● WHAT THE EXERCISE ASKS:
Exactly as written, quote every line that follows, skipping the images.

● DATA SHOWN:

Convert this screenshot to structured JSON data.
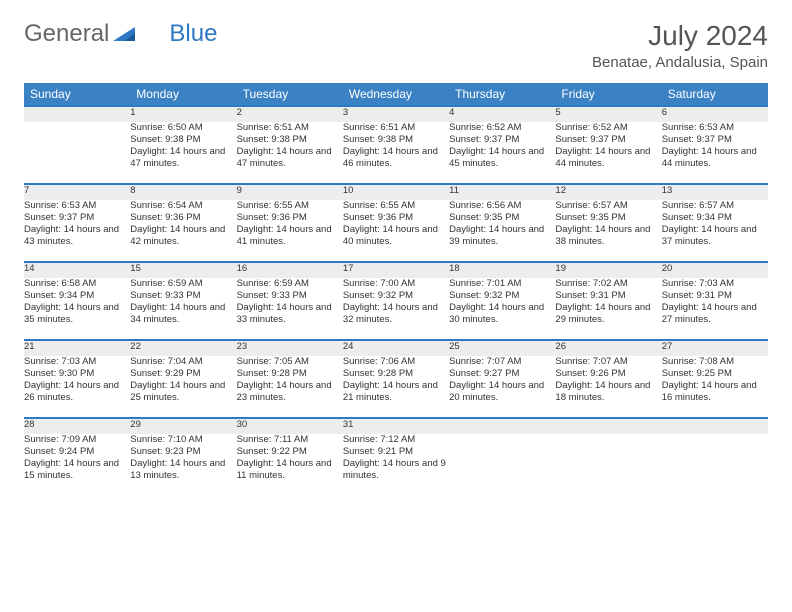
{
  "logo": {
    "text1": "General",
    "text2": "Blue"
  },
  "title": {
    "month": "July 2024",
    "location": "Benatae, Andalusia, Spain"
  },
  "styling": {
    "header_bg": "#3b82c4",
    "header_text": "#ffffff",
    "daynum_bg": "#eceeee",
    "row_border": "#2f78c4",
    "body_text": "#333333",
    "page_bg": "#ffffff",
    "font_small": 9.5,
    "font_daynum": 11,
    "font_header": 12,
    "font_title": 28,
    "font_location": 15
  },
  "day_headers": [
    "Sunday",
    "Monday",
    "Tuesday",
    "Wednesday",
    "Thursday",
    "Friday",
    "Saturday"
  ],
  "weeks": [
    [
      null,
      {
        "n": "1",
        "sr": "Sunrise: 6:50 AM",
        "ss": "Sunset: 9:38 PM",
        "dl": "Daylight: 14 hours and 47 minutes."
      },
      {
        "n": "2",
        "sr": "Sunrise: 6:51 AM",
        "ss": "Sunset: 9:38 PM",
        "dl": "Daylight: 14 hours and 47 minutes."
      },
      {
        "n": "3",
        "sr": "Sunrise: 6:51 AM",
        "ss": "Sunset: 9:38 PM",
        "dl": "Daylight: 14 hours and 46 minutes."
      },
      {
        "n": "4",
        "sr": "Sunrise: 6:52 AM",
        "ss": "Sunset: 9:37 PM",
        "dl": "Daylight: 14 hours and 45 minutes."
      },
      {
        "n": "5",
        "sr": "Sunrise: 6:52 AM",
        "ss": "Sunset: 9:37 PM",
        "dl": "Daylight: 14 hours and 44 minutes."
      },
      {
        "n": "6",
        "sr": "Sunrise: 6:53 AM",
        "ss": "Sunset: 9:37 PM",
        "dl": "Daylight: 14 hours and 44 minutes."
      }
    ],
    [
      {
        "n": "7",
        "sr": "Sunrise: 6:53 AM",
        "ss": "Sunset: 9:37 PM",
        "dl": "Daylight: 14 hours and 43 minutes."
      },
      {
        "n": "8",
        "sr": "Sunrise: 6:54 AM",
        "ss": "Sunset: 9:36 PM",
        "dl": "Daylight: 14 hours and 42 minutes."
      },
      {
        "n": "9",
        "sr": "Sunrise: 6:55 AM",
        "ss": "Sunset: 9:36 PM",
        "dl": "Daylight: 14 hours and 41 minutes."
      },
      {
        "n": "10",
        "sr": "Sunrise: 6:55 AM",
        "ss": "Sunset: 9:36 PM",
        "dl": "Daylight: 14 hours and 40 minutes."
      },
      {
        "n": "11",
        "sr": "Sunrise: 6:56 AM",
        "ss": "Sunset: 9:35 PM",
        "dl": "Daylight: 14 hours and 39 minutes."
      },
      {
        "n": "12",
        "sr": "Sunrise: 6:57 AM",
        "ss": "Sunset: 9:35 PM",
        "dl": "Daylight: 14 hours and 38 minutes."
      },
      {
        "n": "13",
        "sr": "Sunrise: 6:57 AM",
        "ss": "Sunset: 9:34 PM",
        "dl": "Daylight: 14 hours and 37 minutes."
      }
    ],
    [
      {
        "n": "14",
        "sr": "Sunrise: 6:58 AM",
        "ss": "Sunset: 9:34 PM",
        "dl": "Daylight: 14 hours and 35 minutes."
      },
      {
        "n": "15",
        "sr": "Sunrise: 6:59 AM",
        "ss": "Sunset: 9:33 PM",
        "dl": "Daylight: 14 hours and 34 minutes."
      },
      {
        "n": "16",
        "sr": "Sunrise: 6:59 AM",
        "ss": "Sunset: 9:33 PM",
        "dl": "Daylight: 14 hours and 33 minutes."
      },
      {
        "n": "17",
        "sr": "Sunrise: 7:00 AM",
        "ss": "Sunset: 9:32 PM",
        "dl": "Daylight: 14 hours and 32 minutes."
      },
      {
        "n": "18",
        "sr": "Sunrise: 7:01 AM",
        "ss": "Sunset: 9:32 PM",
        "dl": "Daylight: 14 hours and 30 minutes."
      },
      {
        "n": "19",
        "sr": "Sunrise: 7:02 AM",
        "ss": "Sunset: 9:31 PM",
        "dl": "Daylight: 14 hours and 29 minutes."
      },
      {
        "n": "20",
        "sr": "Sunrise: 7:03 AM",
        "ss": "Sunset: 9:31 PM",
        "dl": "Daylight: 14 hours and 27 minutes."
      }
    ],
    [
      {
        "n": "21",
        "sr": "Sunrise: 7:03 AM",
        "ss": "Sunset: 9:30 PM",
        "dl": "Daylight: 14 hours and 26 minutes."
      },
      {
        "n": "22",
        "sr": "Sunrise: 7:04 AM",
        "ss": "Sunset: 9:29 PM",
        "dl": "Daylight: 14 hours and 25 minutes."
      },
      {
        "n": "23",
        "sr": "Sunrise: 7:05 AM",
        "ss": "Sunset: 9:28 PM",
        "dl": "Daylight: 14 hours and 23 minutes."
      },
      {
        "n": "24",
        "sr": "Sunrise: 7:06 AM",
        "ss": "Sunset: 9:28 PM",
        "dl": "Daylight: 14 hours and 21 minutes."
      },
      {
        "n": "25",
        "sr": "Sunrise: 7:07 AM",
        "ss": "Sunset: 9:27 PM",
        "dl": "Daylight: 14 hours and 20 minutes."
      },
      {
        "n": "26",
        "sr": "Sunrise: 7:07 AM",
        "ss": "Sunset: 9:26 PM",
        "dl": "Daylight: 14 hours and 18 minutes."
      },
      {
        "n": "27",
        "sr": "Sunrise: 7:08 AM",
        "ss": "Sunset: 9:25 PM",
        "dl": "Daylight: 14 hours and 16 minutes."
      }
    ],
    [
      {
        "n": "28",
        "sr": "Sunrise: 7:09 AM",
        "ss": "Sunset: 9:24 PM",
        "dl": "Daylight: 14 hours and 15 minutes."
      },
      {
        "n": "29",
        "sr": "Sunrise: 7:10 AM",
        "ss": "Sunset: 9:23 PM",
        "dl": "Daylight: 14 hours and 13 minutes."
      },
      {
        "n": "30",
        "sr": "Sunrise: 7:11 AM",
        "ss": "Sunset: 9:22 PM",
        "dl": "Daylight: 14 hours and 11 minutes."
      },
      {
        "n": "31",
        "sr": "Sunrise: 7:12 AM",
        "ss": "Sunset: 9:21 PM",
        "dl": "Daylight: 14 hours and 9 minutes."
      },
      null,
      null,
      null
    ]
  ]
}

● COMPLETE OUTPUT:
Convert this screenshot to structured JSON data.
{
  "logo": {
    "text1": "General",
    "text2": "Blue"
  },
  "title": {
    "month": "July 2024",
    "location": "Benatae, Andalusia, Spain"
  },
  "styling": {
    "header_bg": "#3b82c4",
    "header_text": "#ffffff",
    "daynum_bg": "#eceeee",
    "row_border": "#2f78c4",
    "body_text": "#333333",
    "page_bg": "#ffffff",
    "font_small": 9.5,
    "font_daynum": 11,
    "font_header": 12,
    "font_title": 28,
    "font_location": 15
  },
  "day_headers": [
    "Sunday",
    "Monday",
    "Tuesday",
    "Wednesday",
    "Thursday",
    "Friday",
    "Saturday"
  ],
  "weeks": [
    [
      null,
      {
        "n": "1",
        "sr": "Sunrise: 6:50 AM",
        "ss": "Sunset: 9:38 PM",
        "dl": "Daylight: 14 hours and 47 minutes."
      },
      {
        "n": "2",
        "sr": "Sunrise: 6:51 AM",
        "ss": "Sunset: 9:38 PM",
        "dl": "Daylight: 14 hours and 47 minutes."
      },
      {
        "n": "3",
        "sr": "Sunrise: 6:51 AM",
        "ss": "Sunset: 9:38 PM",
        "dl": "Daylight: 14 hours and 46 minutes."
      },
      {
        "n": "4",
        "sr": "Sunrise: 6:52 AM",
        "ss": "Sunset: 9:37 PM",
        "dl": "Daylight: 14 hours and 45 minutes."
      },
      {
        "n": "5",
        "sr": "Sunrise: 6:52 AM",
        "ss": "Sunset: 9:37 PM",
        "dl": "Daylight: 14 hours and 44 minutes."
      },
      {
        "n": "6",
        "sr": "Sunrise: 6:53 AM",
        "ss": "Sunset: 9:37 PM",
        "dl": "Daylight: 14 hours and 44 minutes."
      }
    ],
    [
      {
        "n": "7",
        "sr": "Sunrise: 6:53 AM",
        "ss": "Sunset: 9:37 PM",
        "dl": "Daylight: 14 hours and 43 minutes."
      },
      {
        "n": "8",
        "sr": "Sunrise: 6:54 AM",
        "ss": "Sunset: 9:36 PM",
        "dl": "Daylight: 14 hours and 42 minutes."
      },
      {
        "n": "9",
        "sr": "Sunrise: 6:55 AM",
        "ss": "Sunset: 9:36 PM",
        "dl": "Daylight: 14 hours and 41 minutes."
      },
      {
        "n": "10",
        "sr": "Sunrise: 6:55 AM",
        "ss": "Sunset: 9:36 PM",
        "dl": "Daylight: 14 hours and 40 minutes."
      },
      {
        "n": "11",
        "sr": "Sunrise: 6:56 AM",
        "ss": "Sunset: 9:35 PM",
        "dl": "Daylight: 14 hours and 39 minutes."
      },
      {
        "n": "12",
        "sr": "Sunrise: 6:57 AM",
        "ss": "Sunset: 9:35 PM",
        "dl": "Daylight: 14 hours and 38 minutes."
      },
      {
        "n": "13",
        "sr": "Sunrise: 6:57 AM",
        "ss": "Sunset: 9:34 PM",
        "dl": "Daylight: 14 hours and 37 minutes."
      }
    ],
    [
      {
        "n": "14",
        "sr": "Sunrise: 6:58 AM",
        "ss": "Sunset: 9:34 PM",
        "dl": "Daylight: 14 hours and 35 minutes."
      },
      {
        "n": "15",
        "sr": "Sunrise: 6:59 AM",
        "ss": "Sunset: 9:33 PM",
        "dl": "Daylight: 14 hours and 34 minutes."
      },
      {
        "n": "16",
        "sr": "Sunrise: 6:59 AM",
        "ss": "Sunset: 9:33 PM",
        "dl": "Daylight: 14 hours and 33 minutes."
      },
      {
        "n": "17",
        "sr": "Sunrise: 7:00 AM",
        "ss": "Sunset: 9:32 PM",
        "dl": "Daylight: 14 hours and 32 minutes."
      },
      {
        "n": "18",
        "sr": "Sunrise: 7:01 AM",
        "ss": "Sunset: 9:32 PM",
        "dl": "Daylight: 14 hours and 30 minutes."
      },
      {
        "n": "19",
        "sr": "Sunrise: 7:02 AM",
        "ss": "Sunset: 9:31 PM",
        "dl": "Daylight: 14 hours and 29 minutes."
      },
      {
        "n": "20",
        "sr": "Sunrise: 7:03 AM",
        "ss": "Sunset: 9:31 PM",
        "dl": "Daylight: 14 hours and 27 minutes."
      }
    ],
    [
      {
        "n": "21",
        "sr": "Sunrise: 7:03 AM",
        "ss": "Sunset: 9:30 PM",
        "dl": "Daylight: 14 hours and 26 minutes."
      },
      {
        "n": "22",
        "sr": "Sunrise: 7:04 AM",
        "ss": "Sunset: 9:29 PM",
        "dl": "Daylight: 14 hours and 25 minutes."
      },
      {
        "n": "23",
        "sr": "Sunrise: 7:05 AM",
        "ss": "Sunset: 9:28 PM",
        "dl": "Daylight: 14 hours and 23 minutes."
      },
      {
        "n": "24",
        "sr": "Sunrise: 7:06 AM",
        "ss": "Sunset: 9:28 PM",
        "dl": "Daylight: 14 hours and 21 minutes."
      },
      {
        "n": "25",
        "sr": "Sunrise: 7:07 AM",
        "ss": "Sunset: 9:27 PM",
        "dl": "Daylight: 14 hours and 20 minutes."
      },
      {
        "n": "26",
        "sr": "Sunrise: 7:07 AM",
        "ss": "Sunset: 9:26 PM",
        "dl": "Daylight: 14 hours and 18 minutes."
      },
      {
        "n": "27",
        "sr": "Sunrise: 7:08 AM",
        "ss": "Sunset: 9:25 PM",
        "dl": "Daylight: 14 hours and 16 minutes."
      }
    ],
    [
      {
        "n": "28",
        "sr": "Sunrise: 7:09 AM",
        "ss": "Sunset: 9:24 PM",
        "dl": "Daylight: 14 hours and 15 minutes."
      },
      {
        "n": "29",
        "sr": "Sunrise: 7:10 AM",
        "ss": "Sunset: 9:23 PM",
        "dl": "Daylight: 14 hours and 13 minutes."
      },
      {
        "n": "30",
        "sr": "Sunrise: 7:11 AM",
        "ss": "Sunset: 9:22 PM",
        "dl": "Daylight: 14 hours and 11 minutes."
      },
      {
        "n": "31",
        "sr": "Sunrise: 7:12 AM",
        "ss": "Sunset: 9:21 PM",
        "dl": "Daylight: 14 hours and 9 minutes."
      },
      null,
      null,
      null
    ]
  ]
}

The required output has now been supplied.